Written problem 1 | The article on 1800s travel lists several things that modern drivers could complain about. Name each one.

Text passage |
◆ ◆ ◆ ◆ ◆

What It Was Really Like To Travel Across The US In The 1800s

One of the things we take completely for granted in the 21st century is the act of being comfortable. If you are driving somewhere, you can open or close your car windows at the push of a button. You can push another button to warm your butt. Add in modern tires, not to mention good (or at least decent) roads, and it all means a painless ride. Sure, there's plenty you could complain about, like traffic jams, potholes, the type of music your passengers are making you listen to, and how you can never adjust the seat to get the lumbar support exactly how you like it.

Well, your ancestors are rolling over in their graves, you ungrateful little – Not only did traveling back in the 1800s take tens or even hundreds of times longer than it does now, but the process of traveling was painful, uncomfortable, and very often deadly. That's right: even though we're talking about covered wagons, slow trains, and bicycles, just about every type of travel would try to kill you. So you'd spend days or weeks being uncomfortable and cold, only to maybe die before you even reached your destination.

But the 1800s was a time of immense progress. In that 100-year period, you went from people dreaming that the Industrial Revolution might make boats a little bit faster, to the first person driving a car across the entire United States. Here's what it was really like to travel across the U.S. in the 1800s.

Wagon trains and the Oregon Trail

It won't be a surprise to anyone who's a millennial that traveling by wagon train, specifically on the Oregon Trail, was a dangerous endeavor. But there was a lot more that could kill you than fording rivers and dysentery. And even if you lived, that didn't mean taking a wagon out west was at all a pleasant experience.

The Oregon Trail Center says Margaret Frink kept a journal when she and her husband traveled to California in search of gold in 1850, and that it's one of the best records we have of the experience. One average day went like this: "We started at six o' clock, forded Thomas Fork, and, turning to the west, came to a high steep spur that extends to the river. Over this high spur we were compelled to climb ... Part of the way I rode on horseback, the rest I walked. The descent was very long and steep. All the wheels of the wagon were tied fast, and it slid along the ground. At one place the men held it back with ropes, and let it down slowly." Two days later, things got worse: "It rained considerably during the night. Mr. Frink was on guard until two o' clock, when he returned to camp bringing the startling news, that for some unknown cause, the horses had stampeded."

Abigail Scott was just a girl when she was put in charge of recording her family's journey out west. One line highlights the harsh realities of the trail: "The mosquitoes are troublesome in the extreme: passed four graves."

◆ ◆ ◆ ◆ ◆

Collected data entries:
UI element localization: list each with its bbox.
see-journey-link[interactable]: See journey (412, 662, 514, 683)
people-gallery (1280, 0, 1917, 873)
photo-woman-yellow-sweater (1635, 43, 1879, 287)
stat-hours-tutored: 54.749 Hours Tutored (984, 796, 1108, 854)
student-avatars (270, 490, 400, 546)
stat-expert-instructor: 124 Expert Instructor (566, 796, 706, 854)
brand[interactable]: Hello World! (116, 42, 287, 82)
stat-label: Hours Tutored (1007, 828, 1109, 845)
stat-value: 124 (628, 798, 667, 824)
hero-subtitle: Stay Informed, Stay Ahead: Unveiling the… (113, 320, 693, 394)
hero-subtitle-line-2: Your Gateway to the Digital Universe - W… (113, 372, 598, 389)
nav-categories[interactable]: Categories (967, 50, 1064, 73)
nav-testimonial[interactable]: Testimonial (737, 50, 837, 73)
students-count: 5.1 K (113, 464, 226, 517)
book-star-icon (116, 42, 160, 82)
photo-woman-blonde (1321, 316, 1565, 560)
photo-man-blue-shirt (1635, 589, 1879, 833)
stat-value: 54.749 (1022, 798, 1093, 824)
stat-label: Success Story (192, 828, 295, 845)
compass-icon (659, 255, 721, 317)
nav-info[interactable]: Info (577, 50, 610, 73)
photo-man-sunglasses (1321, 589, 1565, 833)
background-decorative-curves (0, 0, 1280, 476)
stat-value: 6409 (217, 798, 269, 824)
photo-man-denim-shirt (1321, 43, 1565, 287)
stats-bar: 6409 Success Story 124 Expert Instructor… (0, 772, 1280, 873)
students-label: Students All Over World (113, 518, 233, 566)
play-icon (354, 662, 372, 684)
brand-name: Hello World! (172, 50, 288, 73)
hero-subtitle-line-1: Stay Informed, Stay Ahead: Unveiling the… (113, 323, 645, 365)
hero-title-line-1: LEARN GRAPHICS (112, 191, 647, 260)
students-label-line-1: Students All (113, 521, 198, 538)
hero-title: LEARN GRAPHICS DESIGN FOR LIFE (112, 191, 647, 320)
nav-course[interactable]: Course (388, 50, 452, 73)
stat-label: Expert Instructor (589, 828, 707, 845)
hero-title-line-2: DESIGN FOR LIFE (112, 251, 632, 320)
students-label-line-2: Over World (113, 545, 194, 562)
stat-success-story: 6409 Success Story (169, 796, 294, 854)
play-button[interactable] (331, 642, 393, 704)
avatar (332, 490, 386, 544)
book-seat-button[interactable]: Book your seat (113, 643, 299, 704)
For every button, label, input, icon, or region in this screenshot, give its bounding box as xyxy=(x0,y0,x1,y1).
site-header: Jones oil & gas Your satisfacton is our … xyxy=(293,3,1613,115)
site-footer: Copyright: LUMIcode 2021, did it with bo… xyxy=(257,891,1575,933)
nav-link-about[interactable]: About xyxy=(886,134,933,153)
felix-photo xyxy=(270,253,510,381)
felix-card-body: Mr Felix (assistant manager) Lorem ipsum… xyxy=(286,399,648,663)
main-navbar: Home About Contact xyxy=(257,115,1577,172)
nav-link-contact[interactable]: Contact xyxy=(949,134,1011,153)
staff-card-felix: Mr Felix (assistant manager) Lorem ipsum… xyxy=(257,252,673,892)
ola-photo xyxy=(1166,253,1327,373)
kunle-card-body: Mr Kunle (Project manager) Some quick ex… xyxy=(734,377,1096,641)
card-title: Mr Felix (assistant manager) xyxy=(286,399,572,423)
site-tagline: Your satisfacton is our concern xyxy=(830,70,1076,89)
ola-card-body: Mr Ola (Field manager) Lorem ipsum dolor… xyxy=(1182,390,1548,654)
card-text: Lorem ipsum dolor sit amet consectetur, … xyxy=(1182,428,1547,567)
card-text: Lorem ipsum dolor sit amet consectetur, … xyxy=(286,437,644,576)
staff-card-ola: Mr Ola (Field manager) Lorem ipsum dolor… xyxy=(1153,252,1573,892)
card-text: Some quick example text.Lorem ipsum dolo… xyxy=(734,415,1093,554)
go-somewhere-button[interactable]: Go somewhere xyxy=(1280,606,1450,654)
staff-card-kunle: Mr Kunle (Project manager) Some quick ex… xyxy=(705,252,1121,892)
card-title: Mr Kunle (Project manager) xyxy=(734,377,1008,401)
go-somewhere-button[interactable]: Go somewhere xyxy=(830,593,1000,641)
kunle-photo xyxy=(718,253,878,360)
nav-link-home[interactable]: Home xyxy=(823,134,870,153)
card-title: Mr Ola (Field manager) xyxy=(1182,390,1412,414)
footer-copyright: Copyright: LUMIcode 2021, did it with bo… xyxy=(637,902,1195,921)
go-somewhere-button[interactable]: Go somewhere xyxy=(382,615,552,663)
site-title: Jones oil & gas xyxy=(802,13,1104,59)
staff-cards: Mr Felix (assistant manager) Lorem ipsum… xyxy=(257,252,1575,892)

◆ ◆ ◆ ◆ ◆

Written problem 2 | Quote the entries starting at their first line and ending with the line that contains "nav-categories[interactable]: Categories (967, 50, 1064, 73)".

Exercise answer 1 |
- Traffic jams
- Potholes
- The type of music your passengers are making you listen to
- How you can never adjust the seat to get the lumbar support exactly how you like it

Exercise answer 2 |
UI element localization: list each with its bbox.
see-journey-link[interactable]: See journey (412, 662, 514, 683)
people-gallery (1280, 0, 1917, 873)
photo-woman-yellow-sweater (1635, 43, 1879, 287)
stat-hours-tutored: 54.749 Hours Tutored (984, 796, 1108, 854)
student-avatars (270, 490, 400, 546)
stat-expert-instructor: 124 Expert Instructor (566, 796, 706, 854)
brand[interactable]: Hello World! (116, 42, 287, 82)
stat-label: Hours Tutored (1007, 828, 1109, 845)
stat-value: 124 (628, 798, 667, 824)
hero-subtitle: Stay Informed, Stay Ahead: Unveiling the… (113, 320, 693, 394)
hero-subtitle-line-2: Your Gateway to the Digital Universe - W… (113, 372, 598, 389)
nav-categories[interactable]: Categories (967, 50, 1064, 73)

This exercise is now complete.